Written request
Copy out the data below verbatim.

Data shown

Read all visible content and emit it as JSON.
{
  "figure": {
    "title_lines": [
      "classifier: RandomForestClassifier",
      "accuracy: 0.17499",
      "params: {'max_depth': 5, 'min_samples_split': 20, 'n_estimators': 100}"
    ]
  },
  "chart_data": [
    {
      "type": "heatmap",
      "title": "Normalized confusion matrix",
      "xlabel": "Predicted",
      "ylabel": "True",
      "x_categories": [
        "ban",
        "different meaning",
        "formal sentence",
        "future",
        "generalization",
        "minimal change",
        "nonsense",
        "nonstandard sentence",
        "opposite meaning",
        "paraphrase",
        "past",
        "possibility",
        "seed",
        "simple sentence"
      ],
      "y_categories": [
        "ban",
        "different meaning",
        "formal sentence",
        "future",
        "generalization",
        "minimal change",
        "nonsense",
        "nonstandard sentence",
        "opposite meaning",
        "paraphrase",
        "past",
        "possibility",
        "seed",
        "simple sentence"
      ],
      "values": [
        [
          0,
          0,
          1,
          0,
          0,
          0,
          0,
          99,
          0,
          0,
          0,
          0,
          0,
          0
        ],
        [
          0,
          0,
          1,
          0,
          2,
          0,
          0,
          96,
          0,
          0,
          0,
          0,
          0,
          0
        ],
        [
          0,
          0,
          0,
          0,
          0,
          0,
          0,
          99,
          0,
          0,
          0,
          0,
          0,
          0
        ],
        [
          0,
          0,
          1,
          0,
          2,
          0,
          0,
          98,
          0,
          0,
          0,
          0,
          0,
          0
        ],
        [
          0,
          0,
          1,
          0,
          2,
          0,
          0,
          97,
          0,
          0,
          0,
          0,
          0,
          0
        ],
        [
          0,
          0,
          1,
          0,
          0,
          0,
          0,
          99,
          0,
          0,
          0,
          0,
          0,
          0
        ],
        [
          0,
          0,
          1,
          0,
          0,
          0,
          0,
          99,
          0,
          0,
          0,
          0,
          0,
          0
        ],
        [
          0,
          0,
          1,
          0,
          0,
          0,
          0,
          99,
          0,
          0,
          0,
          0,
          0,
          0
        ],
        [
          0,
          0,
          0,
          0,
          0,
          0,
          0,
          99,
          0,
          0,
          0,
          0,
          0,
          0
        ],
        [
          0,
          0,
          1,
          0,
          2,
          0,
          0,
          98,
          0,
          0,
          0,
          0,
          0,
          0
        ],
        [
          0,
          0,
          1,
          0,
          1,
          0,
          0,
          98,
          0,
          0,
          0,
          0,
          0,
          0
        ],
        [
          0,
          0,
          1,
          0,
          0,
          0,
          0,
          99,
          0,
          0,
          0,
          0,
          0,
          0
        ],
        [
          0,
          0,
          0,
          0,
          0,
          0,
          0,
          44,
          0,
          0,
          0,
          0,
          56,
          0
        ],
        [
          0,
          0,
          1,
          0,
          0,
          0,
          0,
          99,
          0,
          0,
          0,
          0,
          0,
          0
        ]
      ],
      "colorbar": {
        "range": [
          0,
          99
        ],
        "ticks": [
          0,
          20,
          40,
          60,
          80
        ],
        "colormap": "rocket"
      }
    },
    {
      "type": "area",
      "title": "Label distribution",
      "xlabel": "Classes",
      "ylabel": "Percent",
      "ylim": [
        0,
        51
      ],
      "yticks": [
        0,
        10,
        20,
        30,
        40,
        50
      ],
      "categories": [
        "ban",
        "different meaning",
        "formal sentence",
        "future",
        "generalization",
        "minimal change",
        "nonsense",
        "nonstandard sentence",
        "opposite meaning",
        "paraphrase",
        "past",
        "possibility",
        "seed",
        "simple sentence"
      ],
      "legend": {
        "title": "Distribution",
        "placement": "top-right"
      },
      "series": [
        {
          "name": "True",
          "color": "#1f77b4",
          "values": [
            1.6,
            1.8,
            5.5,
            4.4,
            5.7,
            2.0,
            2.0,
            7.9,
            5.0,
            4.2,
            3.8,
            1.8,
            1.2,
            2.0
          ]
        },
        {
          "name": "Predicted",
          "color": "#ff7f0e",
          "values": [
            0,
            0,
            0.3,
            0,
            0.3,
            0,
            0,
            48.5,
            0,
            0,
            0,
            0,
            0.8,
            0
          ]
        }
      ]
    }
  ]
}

Exercise output
Read all visible content and emit it as JSON.
{
  "figure": {
    "title_lines": [
      "classifier: RandomForestClassifier",
      "accuracy: 0.17499",
      "params: {'max_depth': 5, 'min_samples_split': 20, 'n_estimators': 100}"
    ]
  },
  "chart_data": [
    {
      "type": "heatmap",
      "title": "Normalized confusion matrix",
      "xlabel": "Predicted",
      "ylabel": "True",
      "x_categories": [
        "ban",
        "different meaning",
        "formal sentence",
        "future",
        "generalization",
        "minimal change",
        "nonsense",
        "nonstandard sentence",
        "opposite meaning",
        "paraphrase",
        "past",
        "possibility",
        "seed",
        "simple sentence"
      ],
      "y_categories": [
        "ban",
        "different meaning",
        "formal sentence",
        "future",
        "generalization",
        "minimal change",
        "nonsense",
        "nonstandard sentence",
        "opposite meaning",
        "paraphrase",
        "past",
        "possibility",
        "seed",
        "simple sentence"
      ],
      "values": [
        [
          0,
          0,
          1,
          0,
          0,
          0,
          0,
          99,
          0,
          0,
          0,
          0,
          0,
          0
        ],
        [
          0,
          0,
          1,
          0,
          2,
          0,
          0,
          96,
          0,
          0,
          0,
          0,
          0,
          0
        ],
        [
          0,
          0,
          0,
          0,
          0,
          0,
          0,
          99,
          0,
          0,
          0,
          0,
          0,
          0
        ],
        [
          0,
          0,
          1,
          0,
          2,
          0,
          0,
          98,
          0,
          0,
          0,
          0,
          0,
          0
        ],
        [
          0,
          0,
          1,
          0,
          2,
          0,
          0,
          97,
          0,
          0,
          0,
          0,
          0,
          0
        ],
        [
          0,
          0,
          1,
          0,
          0,
          0,
          0,
          99,
          0,
          0,
          0,
          0,
          0,
          0
        ],
        [
          0,
          0,
          1,
          0,
          0,
          0,
          0,
          99,
          0,
          0,
          0,
          0,
          0,
          0
        ],
        [
          0,
          0,
          1,
          0,
          0,
          0,
          0,
          99,
          0,
          0,
          0,
          0,
          0,
          0
        ],
        [
          0,
          0,
          0,
          0,
          0,
          0,
          0,
          99,
          0,
          0,
          0,
          0,
          0,
          0
        ],
        [
          0,
          0,
          1,
          0,
          2,
          0,
          0,
          98,
          0,
          0,
          0,
          0,
          0,
          0
        ],
        [
          0,
          0,
          1,
          0,
          1,
          0,
          0,
          98,
          0,
          0,
          0,
          0,
          0,
          0
        ],
        [
          0,
          0,
          1,
          0,
          0,
          0,
          0,
          99,
          0,
          0,
          0,
          0,
          0,
          0
        ],
        [
          0,
          0,
          0,
          0,
          0,
          0,
          0,
          44,
          0,
          0,
          0,
          0,
          56,
          0
        ],
        [
          0,
          0,
          1,
          0,
          0,
          0,
          0,
          99,
          0,
          0,
          0,
          0,
          0,
          0
        ]
      ],
      "colorbar": {
        "range": [
          0,
          99
        ],
        "ticks": [
          0,
          20,
          40,
          60,
          80
        ],
        "colormap": "rocket"
      }
    },
    {
      "type": "area",
      "title": "Label distribution",
      "xlabel": "Classes",
      "ylabel": "Percent",
      "ylim": [
        0,
        51
      ],
      "yticks": [
        0,
        10,
        20,
        30,
        40,
        50
      ],
      "categories": [
        "ban",
        "different meaning",
        "formal sentence",
        "future",
        "generalization",
        "minimal change",
        "nonsense",
        "nonstandard sentence",
        "opposite meaning",
        "paraphrase",
        "past",
        "possibility",
        "seed",
        "simple sentence"
      ],
      "legend": {
        "title": "Distribution",
        "placement": "top-right"
      },
      "series": [
        {
          "name": "True",
          "color": "#1f77b4",
          "values": [
            1.6,
            1.8,
            5.5,
            4.4,
            5.7,
            2.0,
            2.0,
            7.9,
            5.0,
            4.2,
            3.8,
            1.8,
            1.2,
            2.0
          ]
        },
        {
          "name": "Predicted",
          "color": "#ff7f0e",
          "values": [
            0,
            0,
            0.3,
            0,
            0.3,
            0,
            0,
            48.5,
            0,
            0,
            0,
            0,
            0.8,
            0
          ]
        }
      ]
    }
  ]
}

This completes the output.